WRITTEN TASK: Count the lines that include the string "users", and give only that number.

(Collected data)
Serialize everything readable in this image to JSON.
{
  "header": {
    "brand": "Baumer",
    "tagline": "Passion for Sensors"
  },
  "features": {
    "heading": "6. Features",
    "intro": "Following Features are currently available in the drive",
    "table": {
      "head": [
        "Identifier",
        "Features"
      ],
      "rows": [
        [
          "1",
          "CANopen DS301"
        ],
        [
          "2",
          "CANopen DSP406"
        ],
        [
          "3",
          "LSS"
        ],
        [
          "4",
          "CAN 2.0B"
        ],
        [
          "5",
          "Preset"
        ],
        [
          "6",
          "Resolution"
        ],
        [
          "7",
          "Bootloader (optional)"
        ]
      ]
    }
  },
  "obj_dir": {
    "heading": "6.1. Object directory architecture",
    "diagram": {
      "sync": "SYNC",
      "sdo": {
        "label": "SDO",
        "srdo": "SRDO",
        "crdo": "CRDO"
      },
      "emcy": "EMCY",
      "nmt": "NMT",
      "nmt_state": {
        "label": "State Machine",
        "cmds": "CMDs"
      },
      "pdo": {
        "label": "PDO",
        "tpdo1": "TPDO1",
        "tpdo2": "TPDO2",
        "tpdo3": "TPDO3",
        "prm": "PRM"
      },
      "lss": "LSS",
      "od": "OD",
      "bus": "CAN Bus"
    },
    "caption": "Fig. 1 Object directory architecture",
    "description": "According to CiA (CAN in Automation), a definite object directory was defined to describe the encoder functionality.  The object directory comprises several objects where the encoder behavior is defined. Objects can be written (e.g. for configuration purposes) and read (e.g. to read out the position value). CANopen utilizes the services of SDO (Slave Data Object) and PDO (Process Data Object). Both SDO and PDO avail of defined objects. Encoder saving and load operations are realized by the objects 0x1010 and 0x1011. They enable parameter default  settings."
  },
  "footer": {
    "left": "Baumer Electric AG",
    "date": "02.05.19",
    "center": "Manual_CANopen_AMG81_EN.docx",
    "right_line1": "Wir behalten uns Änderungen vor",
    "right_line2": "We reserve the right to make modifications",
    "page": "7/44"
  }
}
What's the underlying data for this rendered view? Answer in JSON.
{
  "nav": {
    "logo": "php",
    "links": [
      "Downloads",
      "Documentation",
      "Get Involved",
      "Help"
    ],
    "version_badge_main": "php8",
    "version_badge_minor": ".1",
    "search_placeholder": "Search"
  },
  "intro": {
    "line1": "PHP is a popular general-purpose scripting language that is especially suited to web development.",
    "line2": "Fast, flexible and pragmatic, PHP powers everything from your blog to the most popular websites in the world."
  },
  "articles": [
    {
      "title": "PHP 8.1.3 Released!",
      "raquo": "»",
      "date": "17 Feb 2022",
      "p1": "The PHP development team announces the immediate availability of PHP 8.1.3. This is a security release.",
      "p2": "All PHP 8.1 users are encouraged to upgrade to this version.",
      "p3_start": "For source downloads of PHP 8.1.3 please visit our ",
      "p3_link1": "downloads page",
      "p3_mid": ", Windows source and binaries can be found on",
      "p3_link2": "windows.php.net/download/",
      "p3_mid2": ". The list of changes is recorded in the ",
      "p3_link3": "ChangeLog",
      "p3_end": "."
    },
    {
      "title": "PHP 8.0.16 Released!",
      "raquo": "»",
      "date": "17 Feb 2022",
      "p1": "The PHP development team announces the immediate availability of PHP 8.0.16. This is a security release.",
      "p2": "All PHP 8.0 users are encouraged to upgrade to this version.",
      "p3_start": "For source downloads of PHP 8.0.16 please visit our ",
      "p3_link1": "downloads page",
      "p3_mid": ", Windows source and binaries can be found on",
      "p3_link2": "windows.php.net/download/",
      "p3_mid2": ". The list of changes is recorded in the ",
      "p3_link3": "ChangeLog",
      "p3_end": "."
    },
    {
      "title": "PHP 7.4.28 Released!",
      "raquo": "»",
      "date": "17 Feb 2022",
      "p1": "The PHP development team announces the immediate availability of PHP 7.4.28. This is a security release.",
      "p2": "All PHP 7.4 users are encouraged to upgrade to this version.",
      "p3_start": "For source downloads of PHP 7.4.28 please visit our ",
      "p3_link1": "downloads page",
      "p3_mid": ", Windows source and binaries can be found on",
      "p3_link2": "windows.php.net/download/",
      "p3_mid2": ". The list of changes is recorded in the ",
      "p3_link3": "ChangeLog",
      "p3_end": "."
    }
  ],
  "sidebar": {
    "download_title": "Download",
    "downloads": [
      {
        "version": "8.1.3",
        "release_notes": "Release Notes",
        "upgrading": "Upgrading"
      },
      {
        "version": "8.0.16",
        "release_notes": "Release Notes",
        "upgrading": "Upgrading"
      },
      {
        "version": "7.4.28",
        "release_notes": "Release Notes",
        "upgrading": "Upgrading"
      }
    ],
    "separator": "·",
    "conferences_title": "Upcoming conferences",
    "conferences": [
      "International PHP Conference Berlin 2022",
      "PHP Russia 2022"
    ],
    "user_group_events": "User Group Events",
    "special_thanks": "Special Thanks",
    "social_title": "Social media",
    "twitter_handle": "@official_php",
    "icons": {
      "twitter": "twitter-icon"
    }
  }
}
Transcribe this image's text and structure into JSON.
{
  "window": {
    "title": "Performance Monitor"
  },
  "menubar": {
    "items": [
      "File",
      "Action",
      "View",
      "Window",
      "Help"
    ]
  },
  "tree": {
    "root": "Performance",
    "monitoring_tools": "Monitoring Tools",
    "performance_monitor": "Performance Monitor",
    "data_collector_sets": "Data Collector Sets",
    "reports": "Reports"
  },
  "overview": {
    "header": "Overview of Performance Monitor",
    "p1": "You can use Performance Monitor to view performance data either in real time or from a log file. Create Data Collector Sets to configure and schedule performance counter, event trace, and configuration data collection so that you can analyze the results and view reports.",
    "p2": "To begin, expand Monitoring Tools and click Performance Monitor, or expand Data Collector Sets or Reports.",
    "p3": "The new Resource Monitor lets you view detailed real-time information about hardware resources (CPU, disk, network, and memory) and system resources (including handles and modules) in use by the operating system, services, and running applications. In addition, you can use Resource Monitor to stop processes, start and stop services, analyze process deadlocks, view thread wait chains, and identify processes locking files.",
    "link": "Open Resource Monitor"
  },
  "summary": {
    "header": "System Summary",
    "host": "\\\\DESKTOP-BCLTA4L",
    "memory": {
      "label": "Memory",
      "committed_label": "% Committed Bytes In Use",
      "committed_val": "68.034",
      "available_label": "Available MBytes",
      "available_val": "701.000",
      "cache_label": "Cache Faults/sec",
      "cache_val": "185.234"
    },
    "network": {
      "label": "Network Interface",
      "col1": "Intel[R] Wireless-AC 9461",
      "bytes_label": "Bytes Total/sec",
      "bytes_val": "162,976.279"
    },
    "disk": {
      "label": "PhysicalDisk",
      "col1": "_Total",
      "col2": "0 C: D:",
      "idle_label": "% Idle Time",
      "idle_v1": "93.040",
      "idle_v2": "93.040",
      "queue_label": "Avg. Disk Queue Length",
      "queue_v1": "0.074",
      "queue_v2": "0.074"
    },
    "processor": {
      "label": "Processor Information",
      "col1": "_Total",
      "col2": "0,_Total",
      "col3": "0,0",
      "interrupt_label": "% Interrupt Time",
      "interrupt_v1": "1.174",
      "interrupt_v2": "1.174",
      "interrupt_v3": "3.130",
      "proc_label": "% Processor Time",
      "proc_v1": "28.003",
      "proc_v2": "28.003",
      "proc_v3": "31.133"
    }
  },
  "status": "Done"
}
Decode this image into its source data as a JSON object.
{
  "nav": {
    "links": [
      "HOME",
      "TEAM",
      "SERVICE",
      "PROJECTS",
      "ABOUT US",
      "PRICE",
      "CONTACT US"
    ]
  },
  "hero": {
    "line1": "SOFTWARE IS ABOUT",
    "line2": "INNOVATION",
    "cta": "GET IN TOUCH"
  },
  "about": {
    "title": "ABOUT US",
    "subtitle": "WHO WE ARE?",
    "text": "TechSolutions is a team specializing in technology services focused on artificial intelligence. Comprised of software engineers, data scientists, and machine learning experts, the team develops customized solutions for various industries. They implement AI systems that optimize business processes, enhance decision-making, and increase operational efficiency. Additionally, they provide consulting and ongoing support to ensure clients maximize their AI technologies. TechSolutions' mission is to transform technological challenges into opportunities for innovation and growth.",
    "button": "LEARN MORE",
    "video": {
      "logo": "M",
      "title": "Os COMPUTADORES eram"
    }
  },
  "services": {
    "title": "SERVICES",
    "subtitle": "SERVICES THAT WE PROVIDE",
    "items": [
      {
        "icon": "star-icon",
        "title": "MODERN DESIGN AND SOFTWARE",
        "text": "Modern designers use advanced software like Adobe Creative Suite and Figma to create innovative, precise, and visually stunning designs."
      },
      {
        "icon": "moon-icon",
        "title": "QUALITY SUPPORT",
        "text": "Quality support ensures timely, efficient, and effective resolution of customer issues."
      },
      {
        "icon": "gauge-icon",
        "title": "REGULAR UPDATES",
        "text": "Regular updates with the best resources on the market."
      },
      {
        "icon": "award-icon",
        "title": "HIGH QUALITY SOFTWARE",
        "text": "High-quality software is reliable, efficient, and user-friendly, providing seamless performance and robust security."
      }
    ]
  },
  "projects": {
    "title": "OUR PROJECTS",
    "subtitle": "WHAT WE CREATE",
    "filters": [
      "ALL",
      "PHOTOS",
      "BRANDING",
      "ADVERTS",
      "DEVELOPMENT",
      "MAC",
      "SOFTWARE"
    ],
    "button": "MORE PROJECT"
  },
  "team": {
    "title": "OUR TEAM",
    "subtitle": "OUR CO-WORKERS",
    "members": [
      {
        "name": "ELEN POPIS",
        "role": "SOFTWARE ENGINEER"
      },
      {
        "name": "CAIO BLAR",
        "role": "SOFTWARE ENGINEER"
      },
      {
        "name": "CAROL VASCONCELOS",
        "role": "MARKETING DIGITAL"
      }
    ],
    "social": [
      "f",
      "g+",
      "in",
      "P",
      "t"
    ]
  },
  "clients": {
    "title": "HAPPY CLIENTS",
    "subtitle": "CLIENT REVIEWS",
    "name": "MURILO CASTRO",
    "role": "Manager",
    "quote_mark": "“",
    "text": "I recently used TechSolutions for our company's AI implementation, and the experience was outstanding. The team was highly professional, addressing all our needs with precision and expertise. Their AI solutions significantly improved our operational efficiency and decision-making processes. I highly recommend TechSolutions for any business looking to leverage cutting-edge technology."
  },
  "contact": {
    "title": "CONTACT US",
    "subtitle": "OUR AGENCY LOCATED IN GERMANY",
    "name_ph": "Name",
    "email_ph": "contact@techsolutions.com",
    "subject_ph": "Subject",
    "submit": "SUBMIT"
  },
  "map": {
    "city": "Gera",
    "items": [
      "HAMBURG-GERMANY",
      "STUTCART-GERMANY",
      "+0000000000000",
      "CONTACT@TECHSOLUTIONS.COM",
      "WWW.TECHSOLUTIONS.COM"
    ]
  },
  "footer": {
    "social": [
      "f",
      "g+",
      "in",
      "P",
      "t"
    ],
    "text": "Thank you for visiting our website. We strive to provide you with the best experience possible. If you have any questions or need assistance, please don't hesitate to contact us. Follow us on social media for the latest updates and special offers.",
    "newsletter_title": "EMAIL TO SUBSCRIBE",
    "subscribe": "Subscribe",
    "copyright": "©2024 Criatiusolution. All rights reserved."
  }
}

RESPONSE TO THIS EXERCISE: 3